— Direction —
Keep only the lines that hold the string "Oktober", filtering out the rest of the entries below.

(Part of a data file)
-----
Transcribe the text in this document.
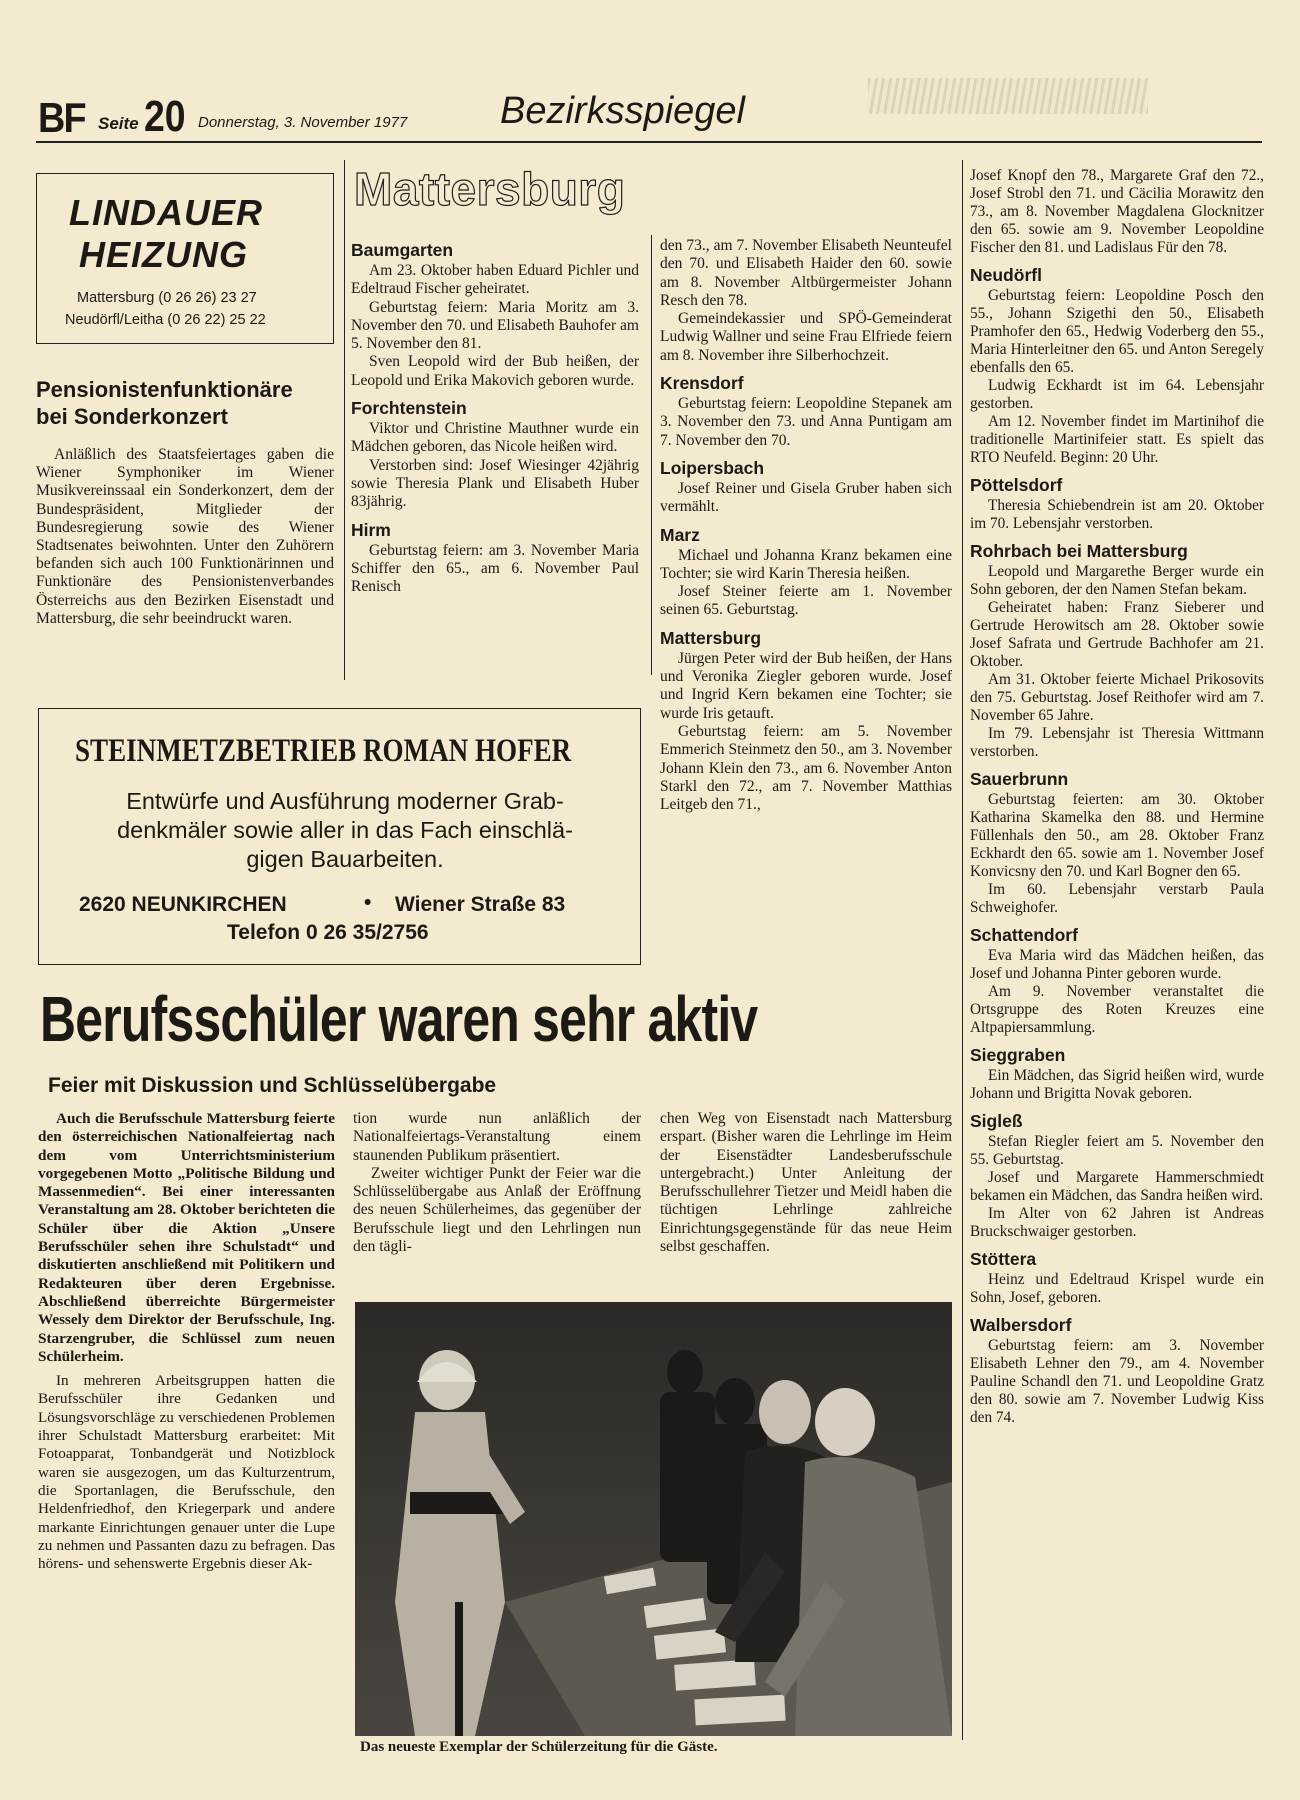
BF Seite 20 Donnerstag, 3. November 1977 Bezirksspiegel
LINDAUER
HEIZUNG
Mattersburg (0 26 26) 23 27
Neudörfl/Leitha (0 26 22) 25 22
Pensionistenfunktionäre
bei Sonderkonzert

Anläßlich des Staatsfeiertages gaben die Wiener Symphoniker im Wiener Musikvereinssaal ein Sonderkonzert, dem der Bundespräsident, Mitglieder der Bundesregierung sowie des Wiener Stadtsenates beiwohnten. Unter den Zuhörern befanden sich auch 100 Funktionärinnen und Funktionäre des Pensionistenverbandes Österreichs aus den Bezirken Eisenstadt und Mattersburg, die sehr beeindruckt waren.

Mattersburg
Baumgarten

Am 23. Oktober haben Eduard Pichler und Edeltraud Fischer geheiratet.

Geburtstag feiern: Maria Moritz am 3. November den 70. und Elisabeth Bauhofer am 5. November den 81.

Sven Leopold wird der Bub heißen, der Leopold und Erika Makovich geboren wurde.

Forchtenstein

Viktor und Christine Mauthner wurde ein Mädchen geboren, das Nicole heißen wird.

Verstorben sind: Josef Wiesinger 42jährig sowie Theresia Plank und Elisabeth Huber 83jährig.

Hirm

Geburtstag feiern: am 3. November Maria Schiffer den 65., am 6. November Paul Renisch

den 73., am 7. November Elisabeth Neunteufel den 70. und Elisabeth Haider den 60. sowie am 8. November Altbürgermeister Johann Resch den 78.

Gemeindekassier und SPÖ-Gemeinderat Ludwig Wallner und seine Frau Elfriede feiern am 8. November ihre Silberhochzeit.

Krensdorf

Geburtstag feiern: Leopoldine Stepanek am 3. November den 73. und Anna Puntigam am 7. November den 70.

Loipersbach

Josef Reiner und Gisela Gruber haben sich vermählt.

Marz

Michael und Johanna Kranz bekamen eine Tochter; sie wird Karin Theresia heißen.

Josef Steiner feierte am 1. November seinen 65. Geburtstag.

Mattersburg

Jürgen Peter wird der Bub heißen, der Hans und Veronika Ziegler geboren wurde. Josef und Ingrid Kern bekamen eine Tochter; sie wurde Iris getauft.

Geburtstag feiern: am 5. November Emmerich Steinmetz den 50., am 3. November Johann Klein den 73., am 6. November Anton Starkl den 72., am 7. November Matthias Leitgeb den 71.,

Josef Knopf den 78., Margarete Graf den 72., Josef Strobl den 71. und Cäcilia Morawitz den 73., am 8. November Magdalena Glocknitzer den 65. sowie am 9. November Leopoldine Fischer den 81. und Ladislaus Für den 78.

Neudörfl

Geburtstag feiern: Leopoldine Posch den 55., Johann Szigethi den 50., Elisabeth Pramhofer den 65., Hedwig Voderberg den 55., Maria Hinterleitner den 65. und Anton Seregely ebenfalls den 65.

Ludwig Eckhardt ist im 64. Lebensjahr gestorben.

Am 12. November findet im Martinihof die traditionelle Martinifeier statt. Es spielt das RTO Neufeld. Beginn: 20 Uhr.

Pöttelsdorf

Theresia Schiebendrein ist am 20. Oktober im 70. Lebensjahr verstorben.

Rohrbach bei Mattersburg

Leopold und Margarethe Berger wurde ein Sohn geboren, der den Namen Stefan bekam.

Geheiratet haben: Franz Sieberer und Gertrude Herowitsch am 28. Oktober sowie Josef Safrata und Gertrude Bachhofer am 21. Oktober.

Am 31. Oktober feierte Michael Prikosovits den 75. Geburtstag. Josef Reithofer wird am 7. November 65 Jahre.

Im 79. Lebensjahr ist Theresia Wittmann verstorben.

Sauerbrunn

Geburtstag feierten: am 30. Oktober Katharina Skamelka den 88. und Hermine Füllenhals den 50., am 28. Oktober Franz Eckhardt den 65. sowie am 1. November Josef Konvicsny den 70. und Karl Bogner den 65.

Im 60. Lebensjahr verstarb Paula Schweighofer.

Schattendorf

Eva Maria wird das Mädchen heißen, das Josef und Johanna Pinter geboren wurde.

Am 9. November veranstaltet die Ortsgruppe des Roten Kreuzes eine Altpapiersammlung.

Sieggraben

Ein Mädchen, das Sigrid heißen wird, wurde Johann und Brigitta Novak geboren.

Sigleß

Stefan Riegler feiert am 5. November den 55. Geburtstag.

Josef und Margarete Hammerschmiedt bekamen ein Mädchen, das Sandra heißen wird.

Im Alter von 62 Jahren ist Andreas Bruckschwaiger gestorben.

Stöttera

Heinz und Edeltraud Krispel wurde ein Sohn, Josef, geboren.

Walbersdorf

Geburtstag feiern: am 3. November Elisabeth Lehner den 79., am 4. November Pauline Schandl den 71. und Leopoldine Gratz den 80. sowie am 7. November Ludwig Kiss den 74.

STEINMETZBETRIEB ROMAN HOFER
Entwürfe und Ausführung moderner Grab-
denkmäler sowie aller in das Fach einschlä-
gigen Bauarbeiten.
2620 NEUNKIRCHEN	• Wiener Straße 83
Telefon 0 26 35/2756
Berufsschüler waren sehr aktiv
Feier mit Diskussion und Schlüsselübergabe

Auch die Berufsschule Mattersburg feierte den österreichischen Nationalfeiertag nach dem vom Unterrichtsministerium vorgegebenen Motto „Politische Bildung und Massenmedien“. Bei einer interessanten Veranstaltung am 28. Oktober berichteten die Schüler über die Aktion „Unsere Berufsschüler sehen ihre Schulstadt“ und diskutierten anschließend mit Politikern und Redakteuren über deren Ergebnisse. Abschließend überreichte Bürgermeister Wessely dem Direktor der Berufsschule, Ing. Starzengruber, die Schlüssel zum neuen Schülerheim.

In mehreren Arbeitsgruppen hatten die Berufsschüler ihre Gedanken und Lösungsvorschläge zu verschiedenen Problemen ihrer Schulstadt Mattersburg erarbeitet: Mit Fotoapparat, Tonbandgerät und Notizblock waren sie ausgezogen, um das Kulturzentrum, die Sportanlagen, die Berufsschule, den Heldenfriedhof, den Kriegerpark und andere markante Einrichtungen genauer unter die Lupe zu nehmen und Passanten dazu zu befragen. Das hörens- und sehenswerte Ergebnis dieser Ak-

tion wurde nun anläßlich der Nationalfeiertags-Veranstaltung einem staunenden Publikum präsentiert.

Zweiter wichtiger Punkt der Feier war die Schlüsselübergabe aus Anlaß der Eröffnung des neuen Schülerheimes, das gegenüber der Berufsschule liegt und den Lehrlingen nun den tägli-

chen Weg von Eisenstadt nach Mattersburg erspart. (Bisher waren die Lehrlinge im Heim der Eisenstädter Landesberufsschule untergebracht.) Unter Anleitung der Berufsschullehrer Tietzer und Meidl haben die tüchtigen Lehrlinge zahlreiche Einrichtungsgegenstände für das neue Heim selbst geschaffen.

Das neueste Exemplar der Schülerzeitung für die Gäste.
-----
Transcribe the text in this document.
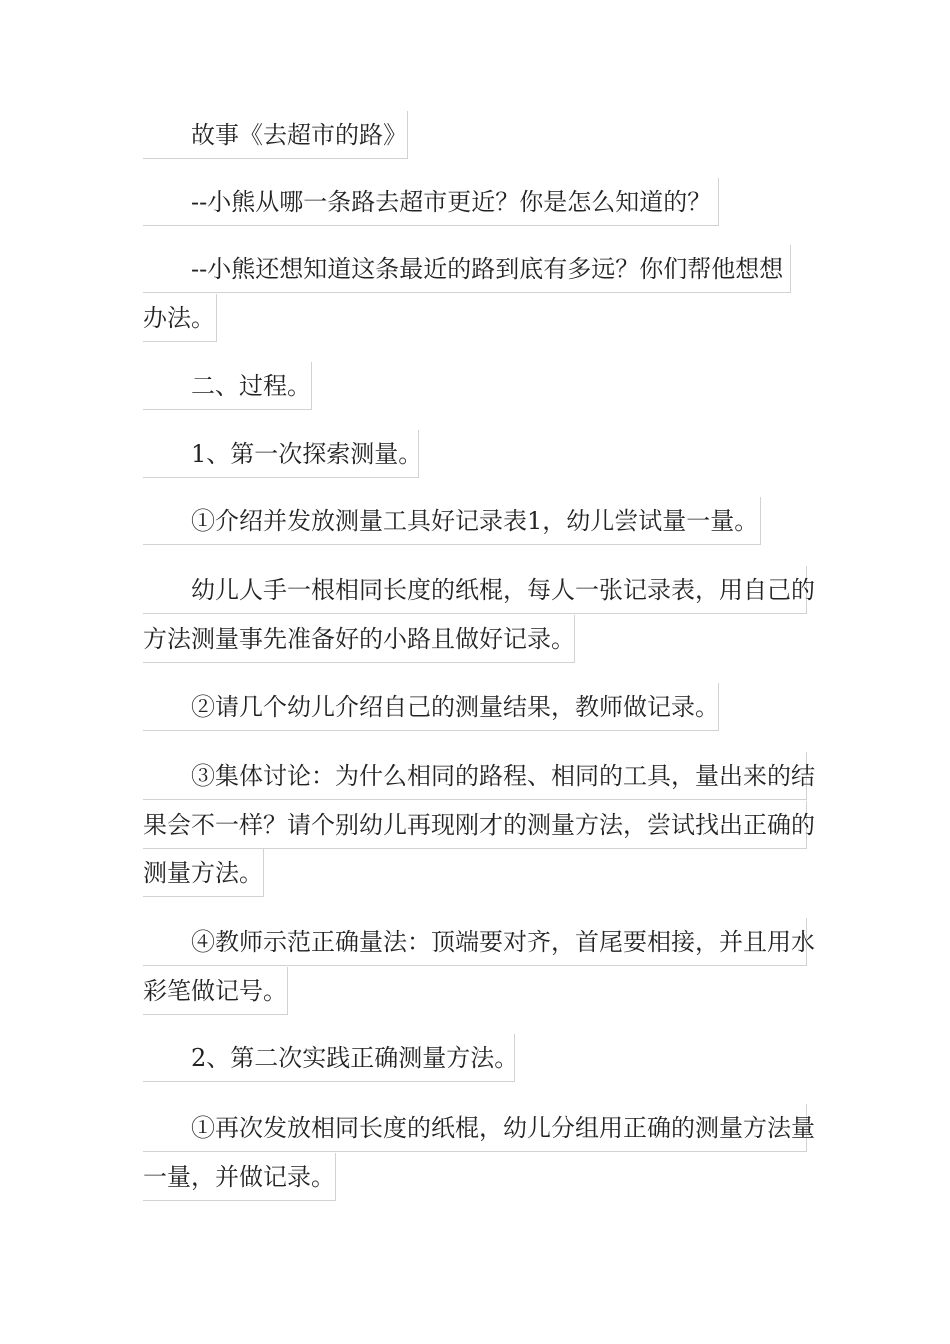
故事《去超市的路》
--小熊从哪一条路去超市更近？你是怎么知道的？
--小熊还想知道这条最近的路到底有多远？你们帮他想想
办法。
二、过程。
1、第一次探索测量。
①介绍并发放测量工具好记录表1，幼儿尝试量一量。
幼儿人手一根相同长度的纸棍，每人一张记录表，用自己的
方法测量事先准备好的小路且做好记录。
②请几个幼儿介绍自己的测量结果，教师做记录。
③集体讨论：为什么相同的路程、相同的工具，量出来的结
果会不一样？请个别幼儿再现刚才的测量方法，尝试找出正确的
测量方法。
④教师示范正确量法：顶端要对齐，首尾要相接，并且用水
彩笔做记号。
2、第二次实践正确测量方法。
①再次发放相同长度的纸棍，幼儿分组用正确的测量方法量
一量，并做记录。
-----
— Response to the exercise —
Am 23. Oktober haben Eduard Pichler und Edeltraud Fischer geheiratet.
Theresia Schiebendrein ist am 20. Oktober im 70. Lebensjahr verstorben.
Geheiratet haben: Franz Sieberer und Gertrude Herowitsch am 28. Oktober sowie Josef Safrata und Gertrude Bachhofer am 21. Oktober.
Am 31. Oktober feierte Michael Prikosovits den 75. Geburtstag. Josef Reithofer wird am 7. November 65 Jahre.
Geburtstag feierten: am 30. Oktober Katharina Skamelka den 88. und Hermine Füllenhals den 50., am 28. Oktober Franz Eckhardt den 65. sowie am 1. November Josef Konvicsny den 70. und Karl Bogner den 65.
Auch die Berufsschule Mattersburg feierte den österreichischen Nationalfeiertag nach dem vom Unterrichtsministerium vorgegebenen Motto „Politische Bildung und Massenmedien“. Bei einer interessanten Veranstaltung am 28. Oktober berichteten die Schüler über die Aktion „Unsere Berufsschüler sehen ihre Schulstadt“ und diskutierten anschließend mit Politikern und Redakteuren über deren Ergebnisse. Abschließend überreichte Bürgermeister Wessely dem Direktor der Berufsschule, Ing. Starzengruber, die Schlüssel zum neuen Schülerheim.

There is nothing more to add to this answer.